Los primeros usos de Durkheim durante la década de 1960 siguieron el patrón de T. L. Smith y de Fals Borda. Colombia se urbanizaba aceleradamente y el campo perdía peso en el escenario nacional. La industrialización, la violencia y la emigración de campesinos a las ciudades agitaban al país y sacudían los lazos comunitarios. Camilo Torres (1929-1966), el profesor de sociología urbana del Departamento de Sociología de la Universidad Nacional, registró este proceso en varios trabajos. Describió las nuevas formas de cooperación en las urbes con creciente división del trabajo y acentuó la declinación de las antiguas solidaridades agrarias, de los terruños donde todos hacían todo y de todo. Era el paso de la solidaridad mecánica a la solidaridad orgánica; ahora unos necesitaban de los demás y nadie era autosuficiente y capaz de valerse por sí mismo (Torres, 1970, 212, 232). Idéntica situación apareció en el trabajo de uno de sus alumnos, Rodrigo Parra, que contenía una meditación sobre la anomia (el desarraigo) en las comunidades rurales que sufrían cambios sociales acelerados (Parra, 1966, 21, 77-78)18.
——————
TAREAS POR REALIZAR ▸
1 - Indica si cada afirmación coincide con el texto sobre Durkheim en la sociología colombiana y responde sí o no, citando las palabras que lo deciden: (a) Camilo Torres enseñaba sociología urbana en la Universidad Nacional. (b) En la década de 1960 el campo ganaba peso en el escenario nacional. (c) Rodrigo Parra fue alumno de Camilo Torres.
2 - En el texto sobre Durkheim en la sociología colombiana, ¿qué palabra aparece entre paréntesis como equivalente de la anomia?
3 - Retoma el texto sobre Durkheim en la sociología colombiana después de su última oración y continúalo.
——————
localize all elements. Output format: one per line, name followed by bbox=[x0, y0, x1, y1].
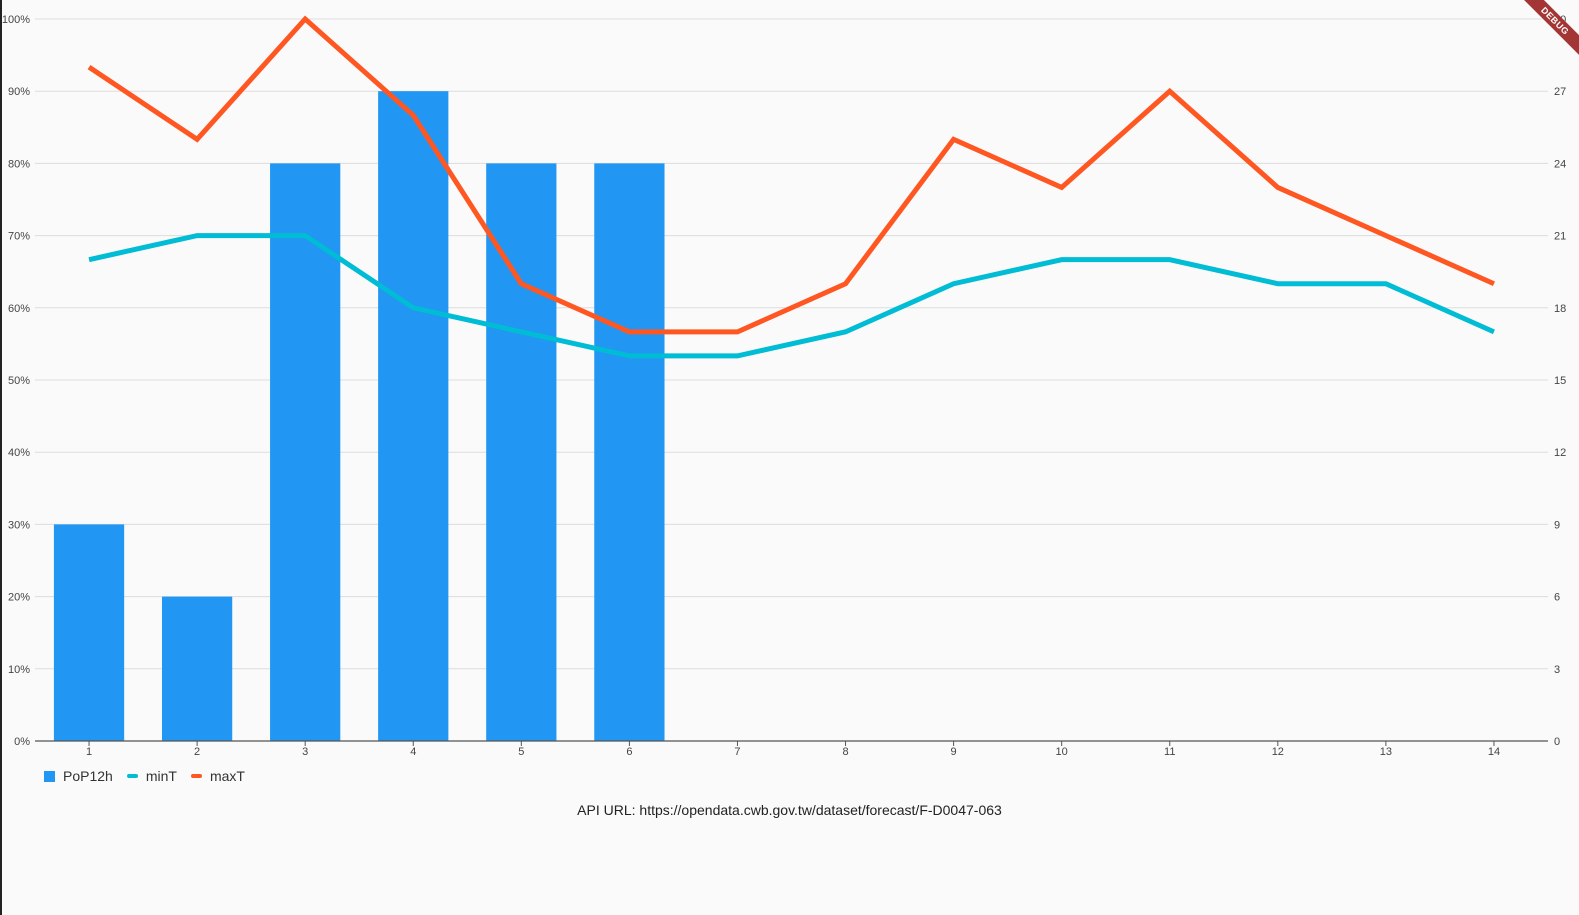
legend-swatch-pop12h bbox=[44, 770, 55, 782]
right-axis-tick-label: 9 bbox=[1554, 519, 1560, 531]
left-axis-tick-label: 90% bbox=[8, 86, 30, 98]
left-axis-tick-label: 10% bbox=[8, 664, 30, 676]
legend-swatch-mint bbox=[126, 774, 138, 778]
line-series-mint bbox=[88, 233, 1495, 359]
x-axis-tick-label: 13 bbox=[1380, 746, 1392, 758]
left-axis-tick-label: 20% bbox=[8, 592, 30, 604]
left-axis-tick-label: 50% bbox=[8, 375, 30, 387]
bar-pop12h-6 bbox=[594, 163, 665, 741]
debug-ribbon-label: DEBUG bbox=[1514, 0, 1579, 62]
x-axis-tick-label: 12 bbox=[1272, 746, 1284, 758]
x-axis-tick-label: 11 bbox=[1164, 746, 1175, 758]
left-axis-tick-label: 80% bbox=[8, 158, 30, 170]
legend-label-pop12h: PoP12h bbox=[63, 768, 113, 784]
left-axis-tick-label: 100% bbox=[2, 14, 30, 26]
right-axis-tick-label: 6 bbox=[1554, 592, 1560, 604]
x-axis-tick-label: 9 bbox=[951, 746, 957, 758]
bar-pop12h-2 bbox=[161, 596, 233, 741]
legend-item-pop12h[interactable]: PoP12h bbox=[44, 768, 113, 784]
x-axis-tick-label: 2 bbox=[194, 746, 200, 758]
line-series-maxt bbox=[87, 15, 1495, 335]
x-axis-tick-label: 5 bbox=[518, 746, 524, 758]
api-url-text: API URL: https://opendata.cwb.gov.tw/dat… bbox=[577, 802, 1002, 818]
legend-label-maxt: maxT bbox=[209, 768, 245, 784]
right-axis-tick-label: 15 bbox=[1554, 375, 1566, 387]
chart-legend: PoP12h minT maxT bbox=[44, 768, 259, 784]
x-axis-tick-label: 1 bbox=[86, 746, 92, 758]
bar-pop12h-1 bbox=[53, 524, 125, 741]
legend-item-mint[interactable]: minT bbox=[126, 768, 177, 784]
x-axis-tick-label: 8 bbox=[842, 746, 848, 758]
left-axis-tick-label: 0% bbox=[14, 736, 30, 748]
window-edge bbox=[0, 0, 2, 915]
left-axis-tick-label: 40% bbox=[8, 447, 30, 459]
right-axis-tick-label: 18 bbox=[1554, 303, 1566, 315]
x-axis-tick-label: 7 bbox=[734, 746, 740, 758]
x-axis-tick-label: 14 bbox=[1488, 746, 1500, 758]
bar-pop12h-4 bbox=[378, 91, 449, 741]
right-axis-tick-label: 27 bbox=[1554, 86, 1566, 98]
left-axis-tick-label: 70% bbox=[8, 231, 30, 243]
bar-pop12h-3 bbox=[270, 163, 341, 741]
x-axis-tick-label: 4 bbox=[410, 746, 416, 758]
right-axis-tick-label: 24 bbox=[1554, 158, 1566, 170]
legend-item-maxt[interactable]: maxT bbox=[190, 768, 245, 784]
line-layer bbox=[87, 15, 1495, 359]
right-axis-tick-label: 3 bbox=[1554, 664, 1560, 676]
x-axis-tick-label: 10 bbox=[1056, 746, 1068, 758]
x-axis-tick-label: 6 bbox=[626, 746, 632, 758]
legend-label-mint: minT bbox=[145, 768, 177, 784]
x-axis-tick-label: 3 bbox=[302, 746, 308, 758]
bar-layer bbox=[53, 91, 665, 741]
debug-banner: DEBUG bbox=[1509, 0, 1579, 70]
left-axis-tick-label: 30% bbox=[8, 519, 30, 531]
left-axis-tick-label: 60% bbox=[8, 303, 30, 315]
right-axis-tick-label: 21 bbox=[1554, 231, 1566, 243]
legend-swatch-maxt bbox=[190, 774, 202, 778]
bar-pop12h-5 bbox=[486, 163, 557, 741]
right-axis-tick-label: 0 bbox=[1554, 736, 1560, 748]
right-axis-tick-label: 12 bbox=[1554, 447, 1566, 459]
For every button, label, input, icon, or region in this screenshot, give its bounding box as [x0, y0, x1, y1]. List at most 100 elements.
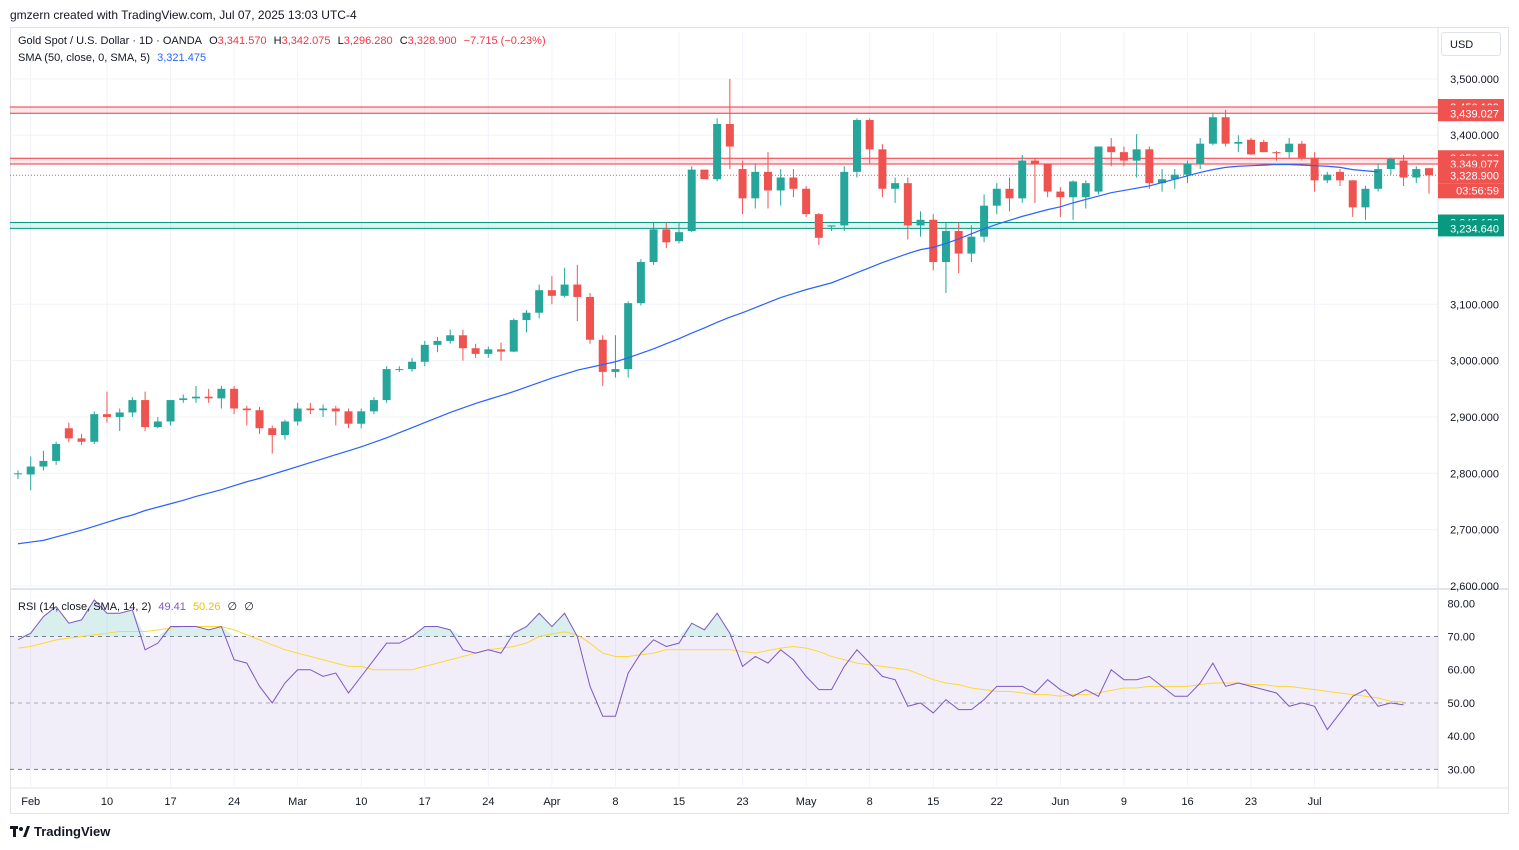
close-value: 3,328.900 — [407, 35, 457, 47]
rsi-value: 49.41 — [158, 601, 186, 613]
rsi-ma-value: 50.26 — [192, 601, 221, 613]
candle-body — [382, 369, 391, 401]
candle-body — [458, 335, 467, 349]
rsi-tick-label: 60.00 — [1447, 665, 1475, 677]
time-tick-label: 10 — [355, 796, 367, 808]
candle-body — [433, 340, 442, 345]
time-tick-label: 8 — [612, 796, 618, 808]
candle-body — [1030, 160, 1039, 165]
candle-body — [1386, 158, 1395, 170]
candle-body — [141, 400, 150, 428]
candle-body — [1412, 169, 1421, 178]
candle-body — [153, 421, 162, 428]
candle-body — [725, 123, 734, 147]
candle-body — [916, 219, 925, 226]
tradingview-brand[interactable]: TradingView — [10, 824, 110, 839]
currency-button[interactable]: USD — [1441, 32, 1501, 56]
time-tick-label: Mar — [288, 796, 307, 808]
candle-body — [408, 361, 417, 370]
candle-body — [1399, 160, 1408, 178]
attribution-text: gmzern created with TradingView.com, Jul… — [10, 8, 357, 22]
candle-body — [395, 369, 404, 371]
high-value: 3,342.075 — [281, 35, 331, 47]
candle-body — [319, 408, 328, 411]
candle-body — [1158, 179, 1167, 184]
candle-body — [1310, 157, 1319, 181]
resistance-zone — [10, 158, 1438, 164]
candle-body — [52, 444, 61, 461]
time-tick-label: 17 — [419, 796, 431, 808]
time-tick-label: 10 — [101, 796, 113, 808]
price-tag-bg — [1438, 220, 1504, 237]
candle-body — [497, 349, 506, 352]
candle-body — [840, 171, 849, 226]
candle-body — [280, 421, 289, 435]
sma-label[interactable]: SMA (50, close, 0, SMA, 5) — [18, 52, 151, 64]
candle-body — [369, 400, 378, 412]
time-tick-label: 17 — [164, 796, 176, 808]
candle-body — [115, 412, 124, 417]
candle-body — [814, 214, 823, 238]
time-tick-label: 15 — [927, 796, 939, 808]
candle-body — [1234, 142, 1243, 144]
open-label: O — [209, 35, 218, 47]
candle-body — [675, 232, 684, 242]
candle-body — [179, 398, 188, 401]
candle-body — [1043, 164, 1052, 192]
price-tag-label: 3,234.640 — [1450, 223, 1499, 235]
price-tick-label: 2,800.000 — [1450, 468, 1499, 480]
price-tag-bg — [1438, 167, 1504, 184]
candle-body — [217, 388, 226, 399]
candle-body — [191, 396, 200, 399]
sma-line — [17, 163, 1379, 545]
time-tick-label: Apr — [543, 796, 560, 808]
candle-body — [242, 408, 251, 411]
price-tag-bg — [1438, 105, 1504, 122]
resistance-zone — [10, 107, 1438, 114]
time-tick-label: 22 — [991, 796, 1003, 808]
price-tag-label: 3,439.027 — [1450, 108, 1499, 120]
candle-body — [929, 219, 938, 263]
time-tick-label: 24 — [228, 796, 240, 808]
rsi-label[interactable]: RSI (14, close, SMA, 14, 2) — [18, 601, 152, 613]
candle-body — [128, 400, 137, 413]
price-tick-label: 2,900.000 — [1450, 412, 1499, 424]
candle-body — [1170, 174, 1179, 180]
brand-name: TradingView — [34, 824, 111, 839]
candle-body — [547, 290, 556, 296]
time-tick-label: May — [796, 796, 817, 808]
candle-body — [763, 171, 772, 191]
low-value: 3,296.280 — [343, 35, 393, 47]
candle-body — [852, 120, 861, 172]
candle-body — [484, 349, 493, 354]
candle-body — [446, 335, 455, 341]
candle-body — [1221, 117, 1230, 144]
symbol-label[interactable]: Gold Spot / U.S. Dollar · 1D · OANDA — [18, 35, 202, 47]
time-tick-label: 9 — [1121, 796, 1127, 808]
candle-body — [941, 231, 950, 263]
time-tick-label: Jul — [1308, 796, 1322, 808]
candle-body — [1196, 143, 1205, 164]
candle-body — [1005, 188, 1014, 199]
candle-body — [1336, 171, 1345, 181]
rsi-line — [17, 599, 1404, 731]
candle-body — [1081, 183, 1090, 198]
rsi-tick-label: 80.00 — [1447, 598, 1475, 610]
tradingview-logo-icon — [10, 825, 30, 837]
price-tick-label: 3,100.000 — [1450, 299, 1499, 311]
time-tick-label: 23 — [736, 796, 748, 808]
rsi-ma-line — [17, 626, 1404, 703]
candle-body — [1145, 149, 1154, 184]
candle-body — [891, 183, 900, 189]
candle-body — [471, 348, 480, 354]
candle-body — [662, 229, 671, 243]
candle-body — [624, 303, 633, 370]
candle-body — [230, 388, 239, 409]
candle-body — [535, 290, 544, 313]
candle-body — [1183, 163, 1192, 175]
candle-body — [700, 169, 709, 180]
candle-body — [1361, 188, 1370, 208]
candle-body — [64, 428, 73, 439]
candle-body — [1208, 117, 1217, 144]
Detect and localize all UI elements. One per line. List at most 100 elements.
——————
RESPUESTAS POR TAREA ▸
1 -
(a) Sí: "Camilo Torres (1929-1966), el profesor de sociología urbana del Departamento de Sociología de la Universidad Nacional".
(b) No: "el campo perdía peso en el escenario nacional".
(c) Sí: "uno de sus alumnos, Rodrigo Parra".

2 - El desarraigo.

3 -
Estas aplicaciones se extendieron por los terrenos de la sociología de la religión, como fue el caso de Sociedad y religión en Colombia de Benjamin Haddox (1965, 21-23), y por las sendas de la utilidad de la sociología, tan caras al Fals Borda de La subversión en Colombia. Al plantearse la pregunta clásica: ¿para qué el conocimiento?, Fals respondió que lo que interesa no es la ciencia per se, sino su empleo para el bien de la humanidad. Como ilustración, recordó que un sociólogo tan alejado de las controversias políticas como Durkheim, “a quien se presenta en las academias como abanderado del estricto método sociológico”, terminó su gran obra sobre el suicidio con un capítulo sobre las consecuencias prácticas de este reiterado hecho social en la cultura occidental (Fals, 1967, 279). Posiblemente Fals estaba al tanto de que en el prólogo a La división del trabajo social Durkheim había señalado que sus “investigaciones no merecerían la pena si no tuvieran más que un interés especulativo” (ibíd., 34)19.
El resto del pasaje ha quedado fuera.